▶ [Written task]: Starting at the line that contains "Read out every word on this page.", transcribe every remaining line of the entries exactly, including the last one.
########
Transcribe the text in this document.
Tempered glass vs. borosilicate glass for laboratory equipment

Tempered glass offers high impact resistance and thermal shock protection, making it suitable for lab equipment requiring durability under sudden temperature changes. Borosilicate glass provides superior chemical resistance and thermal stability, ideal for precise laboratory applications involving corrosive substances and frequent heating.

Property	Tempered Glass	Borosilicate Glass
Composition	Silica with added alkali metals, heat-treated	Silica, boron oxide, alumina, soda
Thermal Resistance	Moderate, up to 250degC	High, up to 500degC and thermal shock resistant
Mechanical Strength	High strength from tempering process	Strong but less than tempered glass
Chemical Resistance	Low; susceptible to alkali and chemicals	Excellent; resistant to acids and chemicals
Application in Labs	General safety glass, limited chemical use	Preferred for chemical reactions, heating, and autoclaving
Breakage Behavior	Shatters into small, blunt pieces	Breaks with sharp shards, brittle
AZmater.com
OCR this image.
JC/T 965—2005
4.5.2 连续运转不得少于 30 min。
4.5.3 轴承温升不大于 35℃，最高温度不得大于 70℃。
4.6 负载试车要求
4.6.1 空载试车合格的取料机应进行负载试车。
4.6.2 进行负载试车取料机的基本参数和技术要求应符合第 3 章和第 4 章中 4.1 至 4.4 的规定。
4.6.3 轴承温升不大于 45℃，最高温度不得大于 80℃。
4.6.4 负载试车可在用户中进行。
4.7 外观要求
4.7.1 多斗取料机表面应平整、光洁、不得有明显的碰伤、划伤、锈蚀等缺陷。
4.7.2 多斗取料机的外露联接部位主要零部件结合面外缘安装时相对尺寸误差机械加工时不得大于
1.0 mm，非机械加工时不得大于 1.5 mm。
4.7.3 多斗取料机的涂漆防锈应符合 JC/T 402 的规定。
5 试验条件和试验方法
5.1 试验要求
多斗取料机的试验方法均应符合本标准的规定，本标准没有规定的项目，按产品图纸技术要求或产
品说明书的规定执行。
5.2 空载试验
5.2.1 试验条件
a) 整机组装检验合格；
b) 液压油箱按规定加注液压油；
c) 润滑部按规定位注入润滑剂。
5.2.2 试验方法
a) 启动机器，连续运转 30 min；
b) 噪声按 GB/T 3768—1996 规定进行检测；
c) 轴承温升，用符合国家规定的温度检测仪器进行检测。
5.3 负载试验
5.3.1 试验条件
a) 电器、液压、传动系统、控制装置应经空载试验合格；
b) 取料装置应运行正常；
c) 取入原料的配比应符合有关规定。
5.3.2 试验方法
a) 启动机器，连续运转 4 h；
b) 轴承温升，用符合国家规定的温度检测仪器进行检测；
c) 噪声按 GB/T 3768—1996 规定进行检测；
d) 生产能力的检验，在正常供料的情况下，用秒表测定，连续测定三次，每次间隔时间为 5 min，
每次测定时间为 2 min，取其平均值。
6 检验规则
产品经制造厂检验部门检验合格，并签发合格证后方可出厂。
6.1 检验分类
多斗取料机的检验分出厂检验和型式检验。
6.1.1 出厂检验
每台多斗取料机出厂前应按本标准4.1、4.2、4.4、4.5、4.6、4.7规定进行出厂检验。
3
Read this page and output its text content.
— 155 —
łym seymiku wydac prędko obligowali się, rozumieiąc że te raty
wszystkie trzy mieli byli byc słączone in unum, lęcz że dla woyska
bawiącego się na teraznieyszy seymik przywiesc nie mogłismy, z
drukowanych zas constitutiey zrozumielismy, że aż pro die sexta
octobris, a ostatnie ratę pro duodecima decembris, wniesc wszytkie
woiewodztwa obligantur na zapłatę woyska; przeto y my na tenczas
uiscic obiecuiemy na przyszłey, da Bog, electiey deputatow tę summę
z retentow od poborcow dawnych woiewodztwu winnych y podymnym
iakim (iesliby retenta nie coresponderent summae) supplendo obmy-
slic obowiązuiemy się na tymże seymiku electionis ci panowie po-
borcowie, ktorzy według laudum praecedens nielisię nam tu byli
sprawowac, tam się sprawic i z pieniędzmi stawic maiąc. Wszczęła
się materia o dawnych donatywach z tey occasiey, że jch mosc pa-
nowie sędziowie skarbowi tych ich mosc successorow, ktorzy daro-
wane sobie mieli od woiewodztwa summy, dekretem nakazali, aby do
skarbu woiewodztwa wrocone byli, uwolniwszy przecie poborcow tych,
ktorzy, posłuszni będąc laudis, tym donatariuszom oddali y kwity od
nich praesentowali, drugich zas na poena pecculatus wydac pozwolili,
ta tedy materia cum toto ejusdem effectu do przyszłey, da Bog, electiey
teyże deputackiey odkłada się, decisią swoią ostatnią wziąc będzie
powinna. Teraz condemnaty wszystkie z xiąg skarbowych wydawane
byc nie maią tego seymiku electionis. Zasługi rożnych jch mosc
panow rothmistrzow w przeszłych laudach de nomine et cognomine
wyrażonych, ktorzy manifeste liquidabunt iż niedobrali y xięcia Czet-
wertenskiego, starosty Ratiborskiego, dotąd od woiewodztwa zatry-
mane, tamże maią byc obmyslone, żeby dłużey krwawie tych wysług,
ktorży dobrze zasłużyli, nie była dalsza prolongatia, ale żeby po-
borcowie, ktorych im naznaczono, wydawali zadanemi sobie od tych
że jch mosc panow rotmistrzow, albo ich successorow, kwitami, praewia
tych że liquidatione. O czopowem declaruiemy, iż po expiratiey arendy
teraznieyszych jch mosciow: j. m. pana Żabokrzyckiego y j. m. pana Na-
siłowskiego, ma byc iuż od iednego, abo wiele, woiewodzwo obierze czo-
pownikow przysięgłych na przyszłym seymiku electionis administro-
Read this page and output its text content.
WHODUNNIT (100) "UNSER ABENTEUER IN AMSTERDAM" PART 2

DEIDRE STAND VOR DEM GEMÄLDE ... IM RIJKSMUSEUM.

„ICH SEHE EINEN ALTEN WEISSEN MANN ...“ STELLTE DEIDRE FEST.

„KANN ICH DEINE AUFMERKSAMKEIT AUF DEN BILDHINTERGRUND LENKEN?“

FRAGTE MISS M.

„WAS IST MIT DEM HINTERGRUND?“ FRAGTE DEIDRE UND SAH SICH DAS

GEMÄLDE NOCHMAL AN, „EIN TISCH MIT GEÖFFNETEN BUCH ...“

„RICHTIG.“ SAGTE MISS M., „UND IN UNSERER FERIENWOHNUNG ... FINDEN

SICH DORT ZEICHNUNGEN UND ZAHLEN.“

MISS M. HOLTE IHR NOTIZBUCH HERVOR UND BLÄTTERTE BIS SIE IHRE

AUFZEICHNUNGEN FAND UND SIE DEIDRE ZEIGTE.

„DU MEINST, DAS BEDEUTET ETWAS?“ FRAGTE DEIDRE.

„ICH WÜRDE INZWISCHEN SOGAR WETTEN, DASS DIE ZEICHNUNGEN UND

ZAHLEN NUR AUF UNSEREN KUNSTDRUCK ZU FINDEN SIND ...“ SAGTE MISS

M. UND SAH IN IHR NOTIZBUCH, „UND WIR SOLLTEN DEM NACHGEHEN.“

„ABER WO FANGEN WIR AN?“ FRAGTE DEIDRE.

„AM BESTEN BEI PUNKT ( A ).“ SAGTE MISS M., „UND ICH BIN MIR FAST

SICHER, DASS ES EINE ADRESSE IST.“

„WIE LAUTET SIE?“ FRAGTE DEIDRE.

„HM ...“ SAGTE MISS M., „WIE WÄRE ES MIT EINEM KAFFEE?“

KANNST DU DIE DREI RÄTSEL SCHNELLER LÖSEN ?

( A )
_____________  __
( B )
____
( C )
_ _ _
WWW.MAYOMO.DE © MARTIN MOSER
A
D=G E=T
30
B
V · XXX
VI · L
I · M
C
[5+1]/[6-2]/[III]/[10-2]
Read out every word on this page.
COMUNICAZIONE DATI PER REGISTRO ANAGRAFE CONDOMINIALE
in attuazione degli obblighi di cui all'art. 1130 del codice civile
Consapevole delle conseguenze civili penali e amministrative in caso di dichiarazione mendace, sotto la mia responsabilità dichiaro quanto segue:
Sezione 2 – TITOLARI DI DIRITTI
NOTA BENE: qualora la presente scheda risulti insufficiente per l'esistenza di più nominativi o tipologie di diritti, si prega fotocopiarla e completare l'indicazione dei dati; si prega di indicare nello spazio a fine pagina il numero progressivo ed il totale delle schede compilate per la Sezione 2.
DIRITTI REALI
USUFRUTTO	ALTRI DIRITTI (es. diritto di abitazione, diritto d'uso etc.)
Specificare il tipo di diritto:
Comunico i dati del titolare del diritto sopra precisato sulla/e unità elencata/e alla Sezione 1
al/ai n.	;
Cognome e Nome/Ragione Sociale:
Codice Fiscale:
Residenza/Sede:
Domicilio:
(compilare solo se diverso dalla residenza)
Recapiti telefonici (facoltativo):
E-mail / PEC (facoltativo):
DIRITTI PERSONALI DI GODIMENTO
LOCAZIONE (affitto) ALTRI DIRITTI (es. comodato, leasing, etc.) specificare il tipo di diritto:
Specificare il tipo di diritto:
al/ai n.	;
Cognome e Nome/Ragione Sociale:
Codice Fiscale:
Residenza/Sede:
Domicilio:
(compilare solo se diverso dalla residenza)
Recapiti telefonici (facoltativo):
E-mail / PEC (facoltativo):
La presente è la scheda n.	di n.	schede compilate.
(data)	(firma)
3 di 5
########
▶ [Worked answer]:
Read out every word on this page.
COMUNICAZIONE DATI PER REGISTRO ANAGRAFE CONDOMINIALE
in attuazione degli obblighi di cui all'art. 1130 del codice civile
Consapevole delle conseguenze civili penali e amministrative in caso di dichiarazione mendace, sotto la mia responsabilità dichiaro quanto segue:
Sezione 2 – TITOLARI DI DIRITTI
NOTA BENE: qualora la presente scheda risulti insufficiente per l'esistenza di più nominativi o tipologie di diritti, si prega fotocopiarla e completare l'indicazione dei dati; si prega di indicare nello spazio a fine pagina il numero progressivo ed il totale delle schede compilate per la Sezione 2.
DIRITTI REALI
USUFRUTTO	ALTRI DIRITTI (es. diritto di abitazione, diritto d'uso etc.)
Specificare il tipo di diritto:
Comunico i dati del titolare del diritto sopra precisato sulla/e unità elencata/e alla Sezione 1
al/ai n.	;
Cognome e Nome/Ragione Sociale:
Codice Fiscale:
Residenza/Sede:
Domicilio:
(compilare solo se diverso dalla residenza)
Recapiti telefonici (facoltativo):
E-mail / PEC (facoltativo):
DIRITTI PERSONALI DI GODIMENTO
LOCAZIONE (affitto) ALTRI DIRITTI (es. comodato, leasing, etc.) specificare il tipo di diritto:
Specificare il tipo di diritto:
al/ai n.	;
Cognome e Nome/Ragione Sociale:
Codice Fiscale:
Residenza/Sede:
Domicilio:
(compilare solo se diverso dalla residenza)
Recapiti telefonici (facoltativo):
E-mail / PEC (facoltativo):
La presente è la scheda n.	di n.	schede compilate.
(data)	(firma)
3 di 5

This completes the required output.